→ **Given instruction**:
Quote the lines from the one containing "- wing-ornament-icon: [134, 646, 162, 656]" to the one containing "- enchant-source: 來自依斯魯得島: [58, 526, 205, 550]", including both of those lines.

╭──

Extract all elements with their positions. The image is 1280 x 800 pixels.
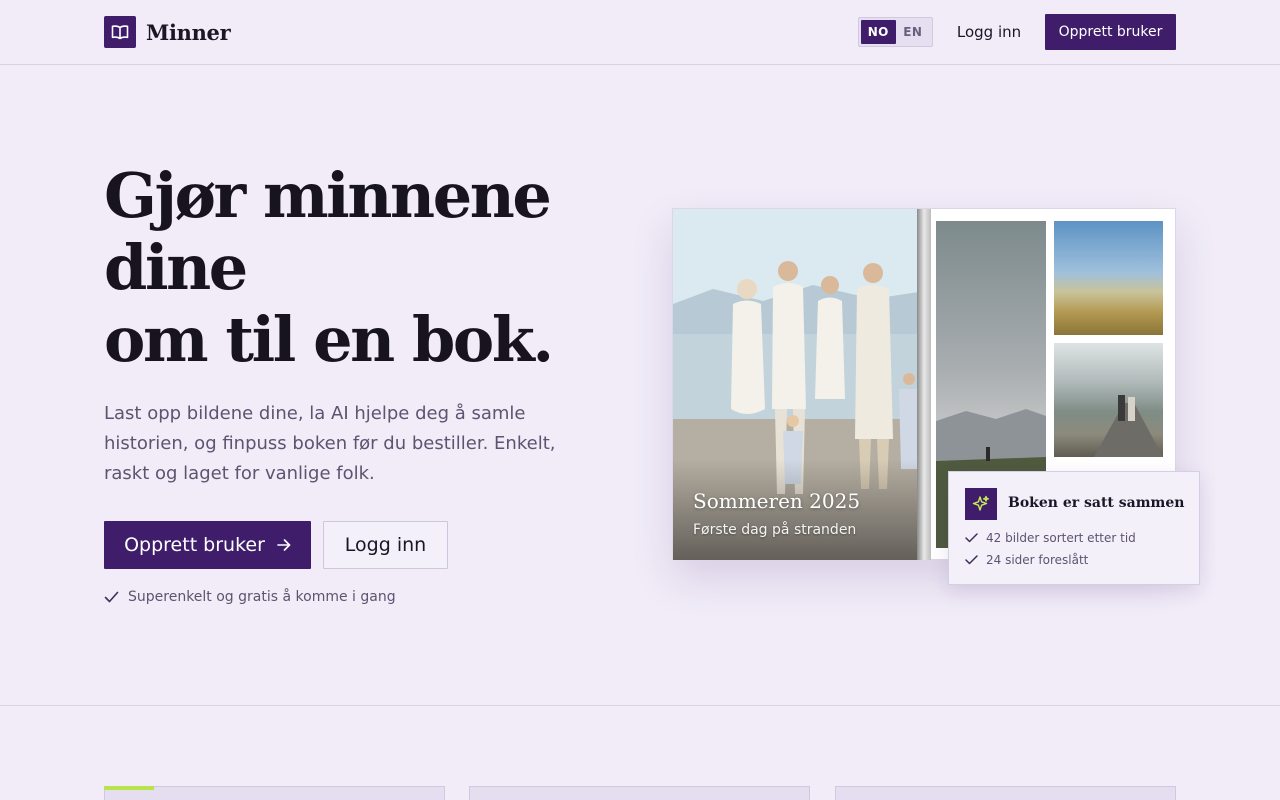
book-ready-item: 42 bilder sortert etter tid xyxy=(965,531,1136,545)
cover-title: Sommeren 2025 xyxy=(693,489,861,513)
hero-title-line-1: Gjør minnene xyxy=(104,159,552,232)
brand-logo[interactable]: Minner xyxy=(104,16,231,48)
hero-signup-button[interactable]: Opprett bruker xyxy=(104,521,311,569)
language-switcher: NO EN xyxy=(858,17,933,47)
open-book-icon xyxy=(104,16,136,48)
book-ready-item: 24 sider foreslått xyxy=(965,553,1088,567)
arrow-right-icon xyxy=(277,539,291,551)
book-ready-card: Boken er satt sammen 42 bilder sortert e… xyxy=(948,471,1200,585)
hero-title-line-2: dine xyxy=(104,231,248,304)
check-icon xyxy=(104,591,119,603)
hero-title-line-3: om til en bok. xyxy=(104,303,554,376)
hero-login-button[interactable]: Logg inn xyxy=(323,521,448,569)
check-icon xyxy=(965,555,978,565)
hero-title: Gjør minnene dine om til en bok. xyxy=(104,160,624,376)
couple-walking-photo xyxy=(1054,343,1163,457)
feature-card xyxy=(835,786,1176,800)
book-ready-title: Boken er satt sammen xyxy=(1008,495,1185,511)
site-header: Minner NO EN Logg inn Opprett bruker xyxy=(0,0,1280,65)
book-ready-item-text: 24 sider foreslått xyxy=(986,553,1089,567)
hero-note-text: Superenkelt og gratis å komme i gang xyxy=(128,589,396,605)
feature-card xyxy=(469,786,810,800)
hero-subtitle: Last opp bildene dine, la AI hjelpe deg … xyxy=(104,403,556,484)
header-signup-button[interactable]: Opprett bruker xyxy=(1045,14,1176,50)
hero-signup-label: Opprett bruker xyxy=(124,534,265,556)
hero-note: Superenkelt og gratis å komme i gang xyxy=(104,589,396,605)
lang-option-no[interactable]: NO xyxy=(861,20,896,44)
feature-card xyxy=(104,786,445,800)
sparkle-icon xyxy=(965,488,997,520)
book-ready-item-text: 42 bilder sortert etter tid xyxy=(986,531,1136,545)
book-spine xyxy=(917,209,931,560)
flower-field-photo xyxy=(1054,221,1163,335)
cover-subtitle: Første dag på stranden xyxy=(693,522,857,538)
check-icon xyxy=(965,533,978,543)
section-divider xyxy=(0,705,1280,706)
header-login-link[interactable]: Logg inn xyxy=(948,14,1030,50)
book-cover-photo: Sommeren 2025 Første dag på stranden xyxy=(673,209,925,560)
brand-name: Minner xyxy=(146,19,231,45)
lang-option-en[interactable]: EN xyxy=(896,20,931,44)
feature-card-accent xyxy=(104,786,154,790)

╰──
╭──

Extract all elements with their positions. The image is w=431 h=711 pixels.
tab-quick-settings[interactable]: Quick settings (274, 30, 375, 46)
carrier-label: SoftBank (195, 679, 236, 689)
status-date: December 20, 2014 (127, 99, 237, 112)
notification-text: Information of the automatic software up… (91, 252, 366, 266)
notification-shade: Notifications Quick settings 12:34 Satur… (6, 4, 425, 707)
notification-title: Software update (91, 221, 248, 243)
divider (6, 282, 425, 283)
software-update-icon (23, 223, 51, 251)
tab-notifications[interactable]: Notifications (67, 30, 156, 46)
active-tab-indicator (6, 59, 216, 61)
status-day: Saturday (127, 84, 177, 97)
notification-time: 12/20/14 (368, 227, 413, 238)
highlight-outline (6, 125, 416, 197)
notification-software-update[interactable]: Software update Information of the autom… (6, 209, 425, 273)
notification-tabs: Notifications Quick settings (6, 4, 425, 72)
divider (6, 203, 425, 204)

╰──
╭──

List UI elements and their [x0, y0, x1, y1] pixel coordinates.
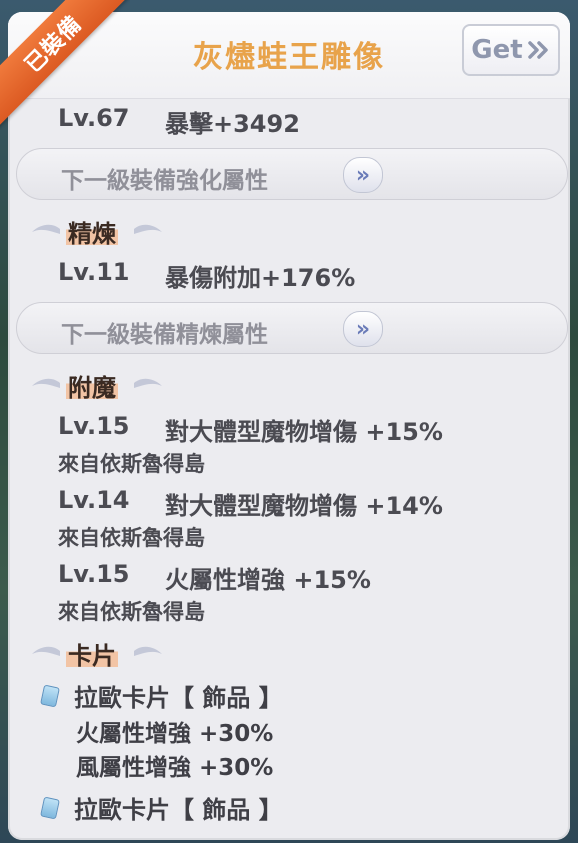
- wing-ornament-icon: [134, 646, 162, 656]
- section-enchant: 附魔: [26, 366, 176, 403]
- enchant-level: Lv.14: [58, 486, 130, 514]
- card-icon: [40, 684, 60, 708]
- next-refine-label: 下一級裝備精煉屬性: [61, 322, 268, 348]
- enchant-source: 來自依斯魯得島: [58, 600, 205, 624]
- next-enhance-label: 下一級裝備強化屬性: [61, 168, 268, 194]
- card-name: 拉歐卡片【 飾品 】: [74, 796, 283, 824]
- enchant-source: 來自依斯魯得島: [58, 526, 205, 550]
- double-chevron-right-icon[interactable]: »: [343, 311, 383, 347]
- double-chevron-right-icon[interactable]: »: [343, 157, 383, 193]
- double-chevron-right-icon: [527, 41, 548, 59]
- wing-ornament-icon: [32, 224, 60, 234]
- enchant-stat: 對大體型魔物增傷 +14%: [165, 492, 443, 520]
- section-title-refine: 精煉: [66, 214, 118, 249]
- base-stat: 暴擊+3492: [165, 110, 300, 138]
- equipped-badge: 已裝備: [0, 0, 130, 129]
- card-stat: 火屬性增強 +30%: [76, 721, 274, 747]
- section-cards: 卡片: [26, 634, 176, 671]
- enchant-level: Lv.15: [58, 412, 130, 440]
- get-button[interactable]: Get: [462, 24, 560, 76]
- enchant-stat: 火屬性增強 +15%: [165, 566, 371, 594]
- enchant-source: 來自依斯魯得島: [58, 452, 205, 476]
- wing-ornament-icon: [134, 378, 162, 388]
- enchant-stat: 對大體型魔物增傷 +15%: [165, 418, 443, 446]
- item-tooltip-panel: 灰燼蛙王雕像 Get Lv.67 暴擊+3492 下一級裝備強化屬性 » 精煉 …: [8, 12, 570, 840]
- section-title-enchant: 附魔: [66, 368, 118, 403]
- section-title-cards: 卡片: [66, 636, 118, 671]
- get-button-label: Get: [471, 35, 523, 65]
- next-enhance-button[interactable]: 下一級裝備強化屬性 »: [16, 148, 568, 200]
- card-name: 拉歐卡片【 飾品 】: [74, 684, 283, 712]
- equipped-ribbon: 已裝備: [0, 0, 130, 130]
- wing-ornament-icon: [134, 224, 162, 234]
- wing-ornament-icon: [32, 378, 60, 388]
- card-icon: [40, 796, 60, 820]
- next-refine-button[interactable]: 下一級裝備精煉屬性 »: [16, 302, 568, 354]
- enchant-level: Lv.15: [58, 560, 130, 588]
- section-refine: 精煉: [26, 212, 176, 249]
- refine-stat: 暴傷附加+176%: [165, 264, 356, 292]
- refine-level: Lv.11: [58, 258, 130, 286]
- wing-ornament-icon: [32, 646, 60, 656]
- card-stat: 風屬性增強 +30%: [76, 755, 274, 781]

╰──

→ **Task response**:
- wing-ornament-icon: [134, 646, 162, 656]
- section-enchant: 附魔: [26, 366, 176, 403]
- enchant-level: Lv.14: [58, 486, 130, 514]
- card-icon: [40, 684, 60, 708]
- next-refine-label: 下一級裝備精煉屬性: [61, 322, 268, 348]
- enchant-source: 來自依斯魯得島: [58, 600, 205, 624]
- next-enhance-label: 下一級裝備強化屬性: [61, 168, 268, 194]
- card-name: 拉歐卡片【 飾品 】: [74, 796, 283, 824]
- enchant-source: 來自依斯魯得島: [58, 526, 205, 550]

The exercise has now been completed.